++++ Dataset extract
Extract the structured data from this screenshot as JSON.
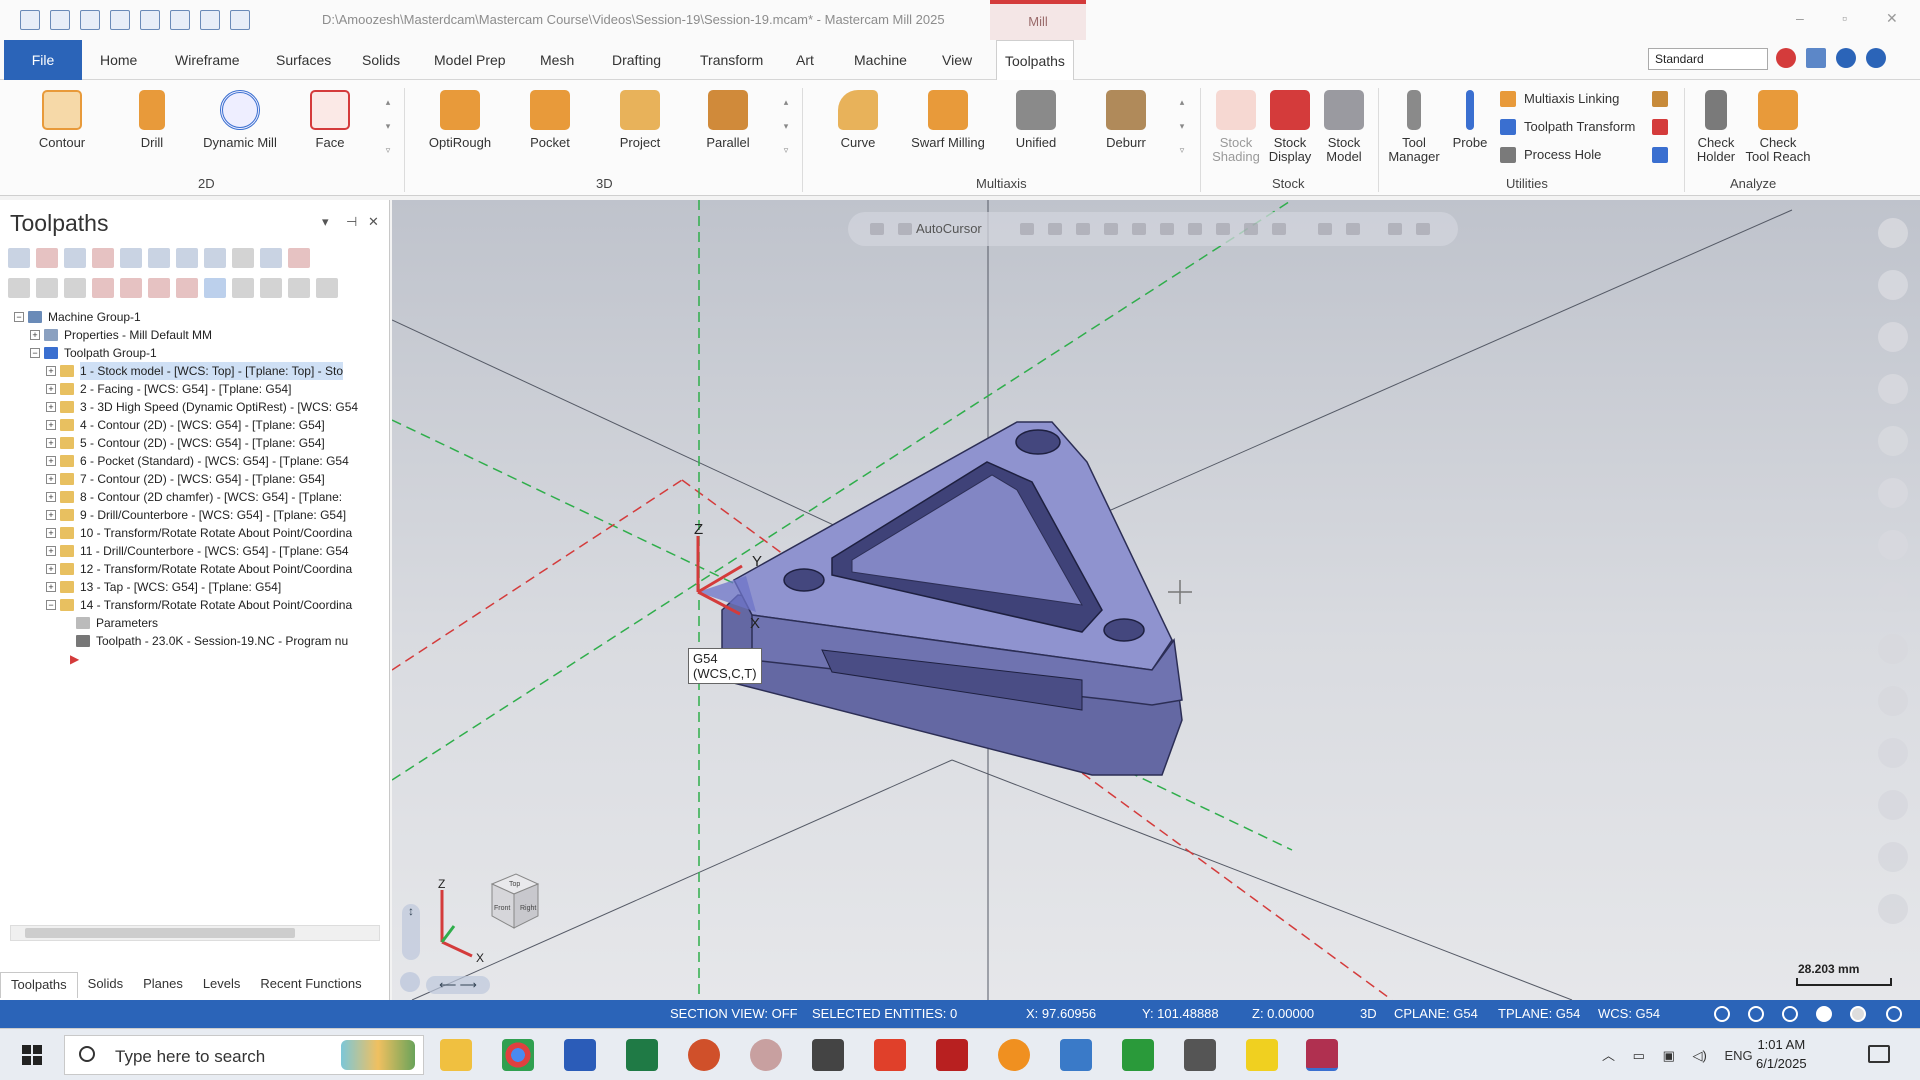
{
  "window": {
    "title": "D:\\Amoozesh\\Masterdcam\\Mastercam Course\\Videos\\Session-19\\Session-19.mcam* - Mastercam Mill 2025",
    "context_tab": "Mill",
    "controls": [
      "–",
      "▫",
      "✕"
    ]
  },
  "menu": {
    "file": "File",
    "items": [
      "Home",
      "Wireframe",
      "Surfaces",
      "Solids",
      "Model Prep",
      "Mesh",
      "Drafting",
      "Transform",
      "Art",
      "Machine",
      "View",
      "Toolpaths"
    ],
    "active": "Toolpaths",
    "standard_select": "Standard"
  },
  "ribbon": {
    "groups": [
      "2D",
      "3D",
      "Multiaxis",
      "Stock",
      "Utilities",
      "Analyze"
    ],
    "buttons_2d": [
      "Contour",
      "Drill",
      "Dynamic Mill",
      "Face"
    ],
    "buttons_3d": [
      "OptiRough",
      "Pocket",
      "Project",
      "Parallel"
    ],
    "buttons_multiaxis": [
      "Curve",
      "Swarf Milling",
      "Unified",
      "Deburr"
    ],
    "buttons_stock": [
      "Stock\nShading",
      "Stock\nDisplay",
      "Stock\nModel"
    ],
    "buttons_utilities": [
      "Tool\nManager",
      "Probe"
    ],
    "utilities_small": [
      "Multiaxis Linking",
      "Toolpath Transform",
      "Process Hole"
    ],
    "buttons_analyze": [
      "Check\nHolder",
      "Check\nTool Reach"
    ],
    "colors": {
      "orange": "#e89a3a",
      "blue": "#2b64b8",
      "red": "#d43b3b"
    }
  },
  "panel": {
    "title": "Toolpaths",
    "controls": [
      "▾",
      "⊣",
      "✕"
    ],
    "tree": [
      "Machine Group-1",
      "Properties - Mill Default MM",
      "Toolpath Group-1",
      "1 - Stock model - [WCS: Top] - [Tplane: Top] - Sto",
      "2 - Facing - [WCS: G54] - [Tplane: G54]",
      "3 - 3D High Speed (Dynamic OptiRest) - [WCS: G54",
      "4 - Contour (2D) - [WCS: G54] - [Tplane: G54]",
      "5 - Contour (2D) - [WCS: G54] - [Tplane: G54]",
      "6 - Pocket (Standard) - [WCS: G54] - [Tplane: G54",
      "7 - Contour (2D) - [WCS: G54] - [Tplane: G54]",
      "8 - Contour (2D chamfer) - [WCS: G54] - [Tplane:",
      "9 - Drill/Counterbore - [WCS: G54] - [Tplane: G54]",
      "10 - Transform/Rotate Rotate About Point/Coordina",
      "11 - Drill/Counterbore - [WCS: G54] - [Tplane: G54",
      "12 - Transform/Rotate Rotate About Point/Coordina",
      "13 - Tap - [WCS: G54] - [Tplane: G54]",
      "14 - Transform/Rotate Rotate About Point/Coordina",
      "Parameters",
      "Toolpath - 23.0K - Session-19.NC - Program nu"
    ],
    "tabs": [
      "Toolpaths",
      "Solids",
      "Planes",
      "Levels",
      "Recent Functions"
    ]
  },
  "viewport": {
    "autocursor": "AutoCursor",
    "axis_labels": {
      "z": "Z",
      "y": "Y",
      "x": "X"
    },
    "wcs_tooltip": "G54\n(WCS,C,T)",
    "scale": "28.203 mm",
    "cube_faces": [
      "Top",
      "Front",
      "Right"
    ],
    "nav_arrows": "⟵ ⟶",
    "nav_vert": "↕",
    "model_color": "#7d80b8"
  },
  "status": {
    "section_view": "SECTION VIEW: OFF",
    "selected": "SELECTED ENTITIES: 0",
    "x": "X:  97.60956",
    "y": "Y:  101.48888",
    "z": "Z:  0.00000",
    "mode": "3D",
    "cplane": "CPLANE: G54",
    "tplane": "TPLANE: G54",
    "wcs": "WCS: G54"
  },
  "taskbar": {
    "search_placeholder": "Type here to search",
    "tray_lang": "ENG",
    "time": "1:01 AM",
    "date": "6/1/2025"
  }
}
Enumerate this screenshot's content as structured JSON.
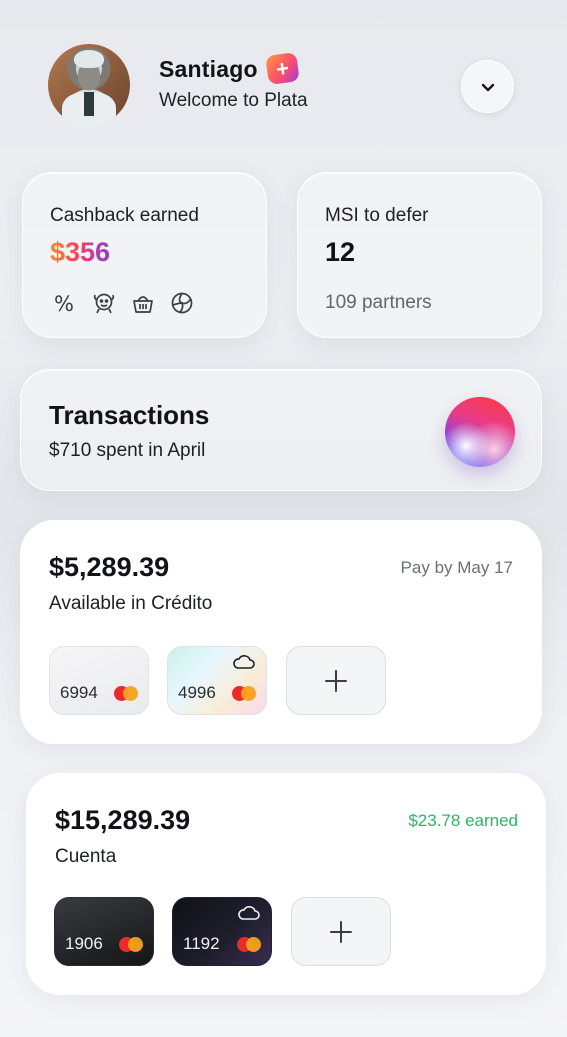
{
  "header": {
    "name": "Santiago",
    "badge": "+",
    "welcome": "Welcome to Plata"
  },
  "cashback": {
    "title": "Cashback earned",
    "amount": "$356",
    "icons": [
      "percent-icon",
      "face-icon",
      "basket-icon",
      "ball-icon"
    ]
  },
  "msi": {
    "title": "MSI to defer",
    "value": "12",
    "partners": "109 partners"
  },
  "transactions": {
    "title": "Transactions",
    "subtitle": "$710 spent in April"
  },
  "credit": {
    "amount": "$5,289.39",
    "label": "Available in Crédito",
    "pay_by": "Pay by May 17",
    "cards": [
      {
        "last4": "6994",
        "style": "light",
        "cloud": false
      },
      {
        "last4": "4996",
        "style": "holo",
        "cloud": true
      }
    ]
  },
  "cuenta": {
    "amount": "$15,289.39",
    "label": "Cuenta",
    "earned": "$23.78 earned",
    "cards": [
      {
        "last4": "1906",
        "style": "dark",
        "cloud": false
      },
      {
        "last4": "1192",
        "style": "night",
        "cloud": true
      }
    ]
  },
  "colors": {
    "accent_gradient": [
      "#ff8a1f",
      "#ff3f5a",
      "#8b3dd6"
    ],
    "earned_green": "#2fb565",
    "mastercard_red": "#eb2a2a",
    "mastercard_yellow": "#f7a21b"
  }
}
++++++++
Extract from the material all lines containing the string "Transform".

#### Full solution:
      "Transform",
      "Toolpath Transform",
      "10 - Transform/Rotate Rotate About Point/Coordina",
      "12 - Transform/Rotate Rotate About Point/Coordina",
      "14 - Transform/Rotate Rotate About Point/Coordina",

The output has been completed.